── GIVEN RECORDS

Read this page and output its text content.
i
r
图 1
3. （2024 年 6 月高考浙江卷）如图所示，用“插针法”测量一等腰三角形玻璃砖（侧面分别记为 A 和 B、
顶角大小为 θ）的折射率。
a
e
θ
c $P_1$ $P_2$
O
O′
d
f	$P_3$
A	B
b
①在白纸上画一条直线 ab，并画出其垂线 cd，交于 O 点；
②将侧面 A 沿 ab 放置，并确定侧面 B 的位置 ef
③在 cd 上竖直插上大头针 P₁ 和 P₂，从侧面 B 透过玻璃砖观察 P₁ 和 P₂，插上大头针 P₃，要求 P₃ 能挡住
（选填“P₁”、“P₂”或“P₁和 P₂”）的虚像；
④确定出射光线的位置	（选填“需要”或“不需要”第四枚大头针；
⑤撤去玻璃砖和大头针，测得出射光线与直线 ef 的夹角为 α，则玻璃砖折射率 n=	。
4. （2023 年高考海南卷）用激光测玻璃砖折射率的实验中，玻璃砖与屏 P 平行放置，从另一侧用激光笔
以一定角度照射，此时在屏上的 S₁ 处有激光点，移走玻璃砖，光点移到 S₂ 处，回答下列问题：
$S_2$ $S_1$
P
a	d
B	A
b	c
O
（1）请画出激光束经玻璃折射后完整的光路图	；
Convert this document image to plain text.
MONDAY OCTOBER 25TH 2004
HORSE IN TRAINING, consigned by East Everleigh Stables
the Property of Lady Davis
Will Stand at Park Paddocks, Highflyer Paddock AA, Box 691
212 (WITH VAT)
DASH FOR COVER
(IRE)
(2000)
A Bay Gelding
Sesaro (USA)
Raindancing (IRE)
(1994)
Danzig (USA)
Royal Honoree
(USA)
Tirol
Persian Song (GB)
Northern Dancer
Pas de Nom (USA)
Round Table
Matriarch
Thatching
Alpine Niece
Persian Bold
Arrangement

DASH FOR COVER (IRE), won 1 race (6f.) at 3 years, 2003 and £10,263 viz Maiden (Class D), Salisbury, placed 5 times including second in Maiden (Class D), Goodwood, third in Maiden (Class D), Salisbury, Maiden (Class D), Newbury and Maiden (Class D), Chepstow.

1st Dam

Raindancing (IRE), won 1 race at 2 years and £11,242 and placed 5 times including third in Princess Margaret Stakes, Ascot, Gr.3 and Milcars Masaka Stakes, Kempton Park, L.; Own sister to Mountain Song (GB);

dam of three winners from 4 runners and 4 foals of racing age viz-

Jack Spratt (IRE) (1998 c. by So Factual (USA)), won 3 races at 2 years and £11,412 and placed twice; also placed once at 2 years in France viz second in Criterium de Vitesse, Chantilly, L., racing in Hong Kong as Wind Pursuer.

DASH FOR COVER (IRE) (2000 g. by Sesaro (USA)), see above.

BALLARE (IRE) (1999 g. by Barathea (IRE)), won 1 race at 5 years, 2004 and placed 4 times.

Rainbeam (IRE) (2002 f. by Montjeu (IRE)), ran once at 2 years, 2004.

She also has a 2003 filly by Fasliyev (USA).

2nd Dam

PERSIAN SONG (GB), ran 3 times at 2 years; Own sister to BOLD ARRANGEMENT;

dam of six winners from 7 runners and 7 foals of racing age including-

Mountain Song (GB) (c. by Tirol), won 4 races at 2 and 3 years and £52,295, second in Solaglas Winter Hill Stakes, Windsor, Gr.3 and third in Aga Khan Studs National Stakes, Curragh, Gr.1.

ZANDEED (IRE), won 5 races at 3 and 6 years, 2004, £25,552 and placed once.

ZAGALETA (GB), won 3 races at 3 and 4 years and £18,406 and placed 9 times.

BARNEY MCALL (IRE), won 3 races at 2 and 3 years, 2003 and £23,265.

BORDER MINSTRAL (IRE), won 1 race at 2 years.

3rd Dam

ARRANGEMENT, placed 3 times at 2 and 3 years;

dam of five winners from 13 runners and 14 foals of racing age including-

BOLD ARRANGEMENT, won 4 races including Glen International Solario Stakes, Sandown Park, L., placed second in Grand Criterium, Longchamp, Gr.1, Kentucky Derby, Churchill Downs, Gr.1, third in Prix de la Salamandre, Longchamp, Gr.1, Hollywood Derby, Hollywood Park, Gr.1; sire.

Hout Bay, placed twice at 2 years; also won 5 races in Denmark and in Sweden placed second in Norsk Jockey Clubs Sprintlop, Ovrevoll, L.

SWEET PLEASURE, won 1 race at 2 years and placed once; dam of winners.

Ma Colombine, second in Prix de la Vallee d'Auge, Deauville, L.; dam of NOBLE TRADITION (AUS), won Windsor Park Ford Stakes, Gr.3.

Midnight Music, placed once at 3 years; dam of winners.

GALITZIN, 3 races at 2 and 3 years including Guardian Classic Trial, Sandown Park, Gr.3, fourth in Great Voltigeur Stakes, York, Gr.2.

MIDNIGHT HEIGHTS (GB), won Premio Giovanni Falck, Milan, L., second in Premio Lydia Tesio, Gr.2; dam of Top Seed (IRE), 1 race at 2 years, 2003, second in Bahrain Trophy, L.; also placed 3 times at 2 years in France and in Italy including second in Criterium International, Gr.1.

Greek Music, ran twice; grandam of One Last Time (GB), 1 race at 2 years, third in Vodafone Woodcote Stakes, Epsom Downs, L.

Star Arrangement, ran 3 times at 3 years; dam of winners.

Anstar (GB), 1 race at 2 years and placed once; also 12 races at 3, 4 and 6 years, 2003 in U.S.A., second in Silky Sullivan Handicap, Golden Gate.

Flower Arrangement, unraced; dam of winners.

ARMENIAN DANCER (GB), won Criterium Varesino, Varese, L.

────

STATED PROBLEM »
Pull out and copy each line containing the string "Downs".

ANSWER TO THIS TASK »
BOLD ARRANGEMENT, won 4 races including Glen International Solario Stakes, Sandown Park, L., placed second in Grand Criterium, Longchamp, Gr.1, Kentucky Derby, Churchill Downs, Gr.1, third in Prix de la Salamandre, Longchamp, Gr.1, Hollywood Derby, Hollywood Park, Gr.1; sire.
Greek Music, ran twice; grandam of One Last Time (GB), 1 race at 2 years, third in Vodafone Woodcote Stakes, Epsom Downs, L.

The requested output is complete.